◆ Set problem: Extract all of the entries and give them again, word for word.

******************************

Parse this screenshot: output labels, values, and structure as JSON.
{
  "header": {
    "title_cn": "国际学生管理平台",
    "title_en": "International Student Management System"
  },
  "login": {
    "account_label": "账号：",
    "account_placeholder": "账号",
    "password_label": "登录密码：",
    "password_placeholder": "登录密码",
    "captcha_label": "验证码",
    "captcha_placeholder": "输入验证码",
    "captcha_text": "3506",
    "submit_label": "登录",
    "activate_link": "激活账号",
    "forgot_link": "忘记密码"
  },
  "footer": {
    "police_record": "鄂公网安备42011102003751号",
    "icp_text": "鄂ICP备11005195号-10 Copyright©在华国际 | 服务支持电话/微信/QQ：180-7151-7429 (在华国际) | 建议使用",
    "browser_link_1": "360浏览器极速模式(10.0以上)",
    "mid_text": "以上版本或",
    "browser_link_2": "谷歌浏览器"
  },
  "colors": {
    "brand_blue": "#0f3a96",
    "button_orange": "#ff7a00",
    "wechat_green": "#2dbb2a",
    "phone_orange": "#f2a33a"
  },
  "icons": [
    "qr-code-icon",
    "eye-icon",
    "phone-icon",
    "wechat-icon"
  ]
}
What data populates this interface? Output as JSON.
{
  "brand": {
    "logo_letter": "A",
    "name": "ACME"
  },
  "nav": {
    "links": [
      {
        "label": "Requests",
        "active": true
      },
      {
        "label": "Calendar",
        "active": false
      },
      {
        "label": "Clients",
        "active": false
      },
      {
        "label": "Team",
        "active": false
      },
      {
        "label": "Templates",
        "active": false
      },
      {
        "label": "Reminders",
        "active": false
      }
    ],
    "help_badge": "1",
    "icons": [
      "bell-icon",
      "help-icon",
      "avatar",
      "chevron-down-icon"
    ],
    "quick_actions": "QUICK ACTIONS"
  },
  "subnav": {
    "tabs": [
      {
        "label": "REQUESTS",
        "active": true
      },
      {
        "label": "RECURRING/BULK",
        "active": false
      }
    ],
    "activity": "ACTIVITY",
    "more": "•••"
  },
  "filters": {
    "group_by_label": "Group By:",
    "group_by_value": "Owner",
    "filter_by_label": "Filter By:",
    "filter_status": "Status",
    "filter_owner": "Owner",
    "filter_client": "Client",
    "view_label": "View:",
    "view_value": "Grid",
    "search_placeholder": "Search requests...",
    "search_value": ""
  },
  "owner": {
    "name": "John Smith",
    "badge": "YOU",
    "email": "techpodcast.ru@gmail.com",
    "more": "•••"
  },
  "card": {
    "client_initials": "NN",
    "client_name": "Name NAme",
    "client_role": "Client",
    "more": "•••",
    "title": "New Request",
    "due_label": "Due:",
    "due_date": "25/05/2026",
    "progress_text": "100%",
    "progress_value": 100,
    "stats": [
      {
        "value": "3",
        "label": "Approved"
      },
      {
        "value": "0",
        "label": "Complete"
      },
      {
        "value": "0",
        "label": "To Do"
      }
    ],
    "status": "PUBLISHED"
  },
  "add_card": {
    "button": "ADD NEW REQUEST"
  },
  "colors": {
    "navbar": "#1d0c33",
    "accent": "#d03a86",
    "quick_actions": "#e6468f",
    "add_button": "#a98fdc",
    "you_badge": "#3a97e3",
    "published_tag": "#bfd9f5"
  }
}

******************************

◆ The response:
Parse this screenshot: output labels, values, and structure as JSON.
{
  "header": {
    "title_cn": "国际学生管理平台",
    "title_en": "International Student Management System"
  },
  "login": {
    "account_label": "账号：",
    "account_placeholder": "账号",
    "password_label": "登录密码：",
    "password_placeholder": "登录密码",
    "captcha_label": "验证码",
    "captcha_placeholder": "输入验证码",
    "captcha_text": "3506",
    "submit_label": "登录",
    "activate_link": "激活账号",
    "forgot_link": "忘记密码"
  },
  "footer": {
    "police_record": "鄂公网安备42011102003751号",
    "icp_text": "鄂ICP备11005195号-10 Copyright©在华国际 | 服务支持电话/微信/QQ：180-7151-7429 (在华国际) | 建议使用",
    "browser_link_1": "360浏览器极速模式(10.0以上)",
    "mid_text": "以上版本或",
    "browser_link_2": "谷歌浏览器"
  },
  "colors": {
    "brand_blue": "#0f3a96",
    "button_orange": "#ff7a00",
    "wechat_green": "#2dbb2a",
    "phone_orange": "#f2a33a"
  },
  "icons": [
    "qr-code-icon",
    "eye-icon",
    "phone-icon",
    "wechat-icon"
  ]
}
What data populates this interface? Output as JSON.
{
  "brand": {
    "logo_letter": "A",
    "name": "ACME"
  },
  "nav": {
    "links": [
      {
        "label": "Requests",
        "active": true
      },
      {
        "label": "Calendar",
        "active": false
      },
      {
        "label": "Clients",
        "active": false
      },
      {
        "label": "Team",
        "active": false
      },
      {
        "label": "Templates",
        "active": false
      },
      {
        "label": "Reminders",
        "active": false
      }
    ],
    "help_badge": "1",
    "icons": [
      "bell-icon",
      "help-icon",
      "avatar",
      "chevron-down-icon"
    ],
    "quick_actions": "QUICK ACTIONS"
  },
  "subnav": {
    "tabs": [
      {
        "label": "REQUESTS",
        "active": true
      },
      {
        "label": "RECURRING/BULK",
        "active": false
      }
    ],
    "activity": "ACTIVITY",
    "more": "•••"
  },
  "filters": {
    "group_by_label": "Group By:",
    "group_by_value": "Owner",
    "filter_by_label": "Filter By:",
    "filter_status": "Status",
    "filter_owner": "Owner",
    "filter_client": "Client",
    "view_label": "View:",
    "view_value": "Grid",
    "search_placeholder": "Search requests...",
    "search_value": ""
  },
  "owner": {
    "name": "John Smith",
    "badge": "YOU",
    "email": "techpodcast.ru@gmail.com",
    "more": "•••"
  },
  "card": {
    "client_initials": "NN",
    "client_name": "Name NAme",
    "client_role": "Client",
    "more": "•••",
    "title": "New Request",
    "due_label": "Due:",
    "due_date": "25/05/2026",
    "progress_text": "100%",
    "progress_value": 100,
    "stats": [
      {
        "value": "3",
        "label": "Approved"
      },
      {
        "value": "0",
        "label": "Complete"
      },
      {
        "value": "0",
        "label": "To Do"
      }
    ],
    "status": "PUBLISHED"
  },
  "add_card": {
    "button": "ADD NEW REQUEST"
  },
  "colors": {
    "navbar": "#1d0c33",
    "accent": "#d03a86",
    "quick_actions": "#e6468f",
    "add_button": "#a98fdc",
    "you_badge": "#3a97e3",
    "published_tag": "#bfd9f5"
  }
}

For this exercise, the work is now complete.